• Listed records:
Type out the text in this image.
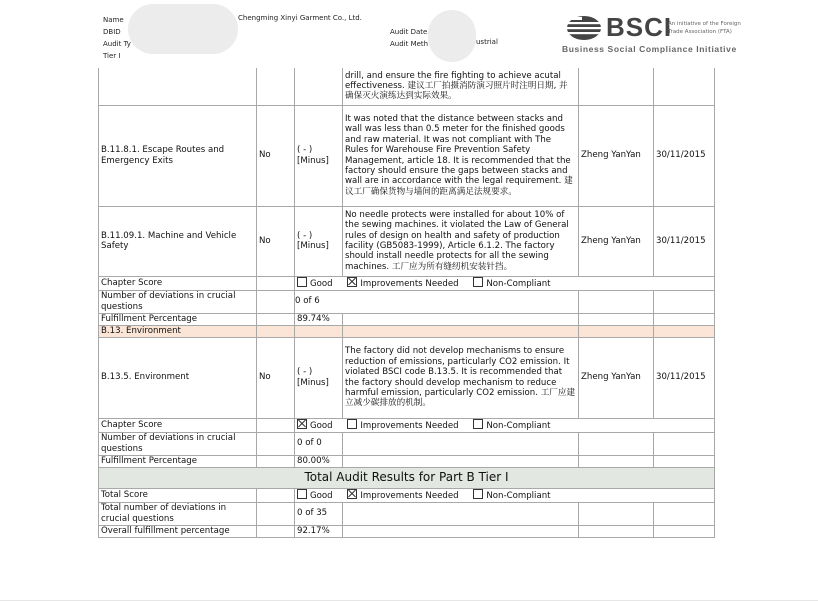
Name
DBID
Audit Ty
Tier I
Chengming Xinyi Garment Co., Ltd.
Audit Date
Audit Meth	ustrial	BSCI
An initiative of the Foreign
Trade Association (FTA)
Business Social Compliance Initiative
			drill, and ensure the fire fighting to achieve acutal effectiveness. 建议工厂拍摄消防演习照片时注明日期, 并确保灭火演练达到实际效果。		
B.11.8.1. Escape Routes and Emergency Exits	No	( - ) [Minus]	It was noted that the distance between stacks and wall was less than 0.5 meter for the finished goods and raw material. It was not compliant with The Rules for Warehouse Fire Prevention Safety Management, article 18. It is recommended that the factory should ensure the gaps between stacks and wall are in accordance with the legal requirement. 建议工厂确保货物与墙间的距离满足法规要求。	Zheng YanYan	30/11/2015
B.11.09.1. Machine and Vehicle Safety	No	( - ) [Minus]	No needle protects were installed for about 10% of the sewing machines. it violated the Law of General rules of design on health and safety of production facility (GB5083-1999), Article 6.1.2. The factory should install needle protects for all the sewing machines. 工厂应为所有缝纫机安装针挡。	Zheng YanYan	30/11/2015
Chapter Score		Good Improvements Needed Non-Compliant			
Number of deviations in crucial questions		0 of 6			
Fulfillment Percentage		89.74%			
B.13. Environment					
B.13.5. Environment	No	( - ) [Minus]	The factory did not develop mechanisms to ensure reduction of emissions, particularly CO2 emission. It violated BSCI code B.13.5. It is recommended that the factory should develop mechanism to reduce harmful emission, particularly CO2 emission. 工厂应建立减少碳排放的机制。	Zheng YanYan	30/11/2015
Chapter Score		Good Improvements Needed Non-Compliant			
Number of deviations in crucial questions		0 of 0			
Fulfillment Percentage		80.00%			
Total Audit Results for Part B Tier I					
Total Score		Good Improvements Needed Non-Compliant			
Total number of deviations in crucial questions		0 of 35			
Overall fulfillment percentage		92.17%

• Your objective: Find every line that holds "Audit" and copy it.

• Answer to the task:
Audit Ty
Audit Date
Audit Meth	ustrial	BSCI
Total Audit Results for Part B Tier I					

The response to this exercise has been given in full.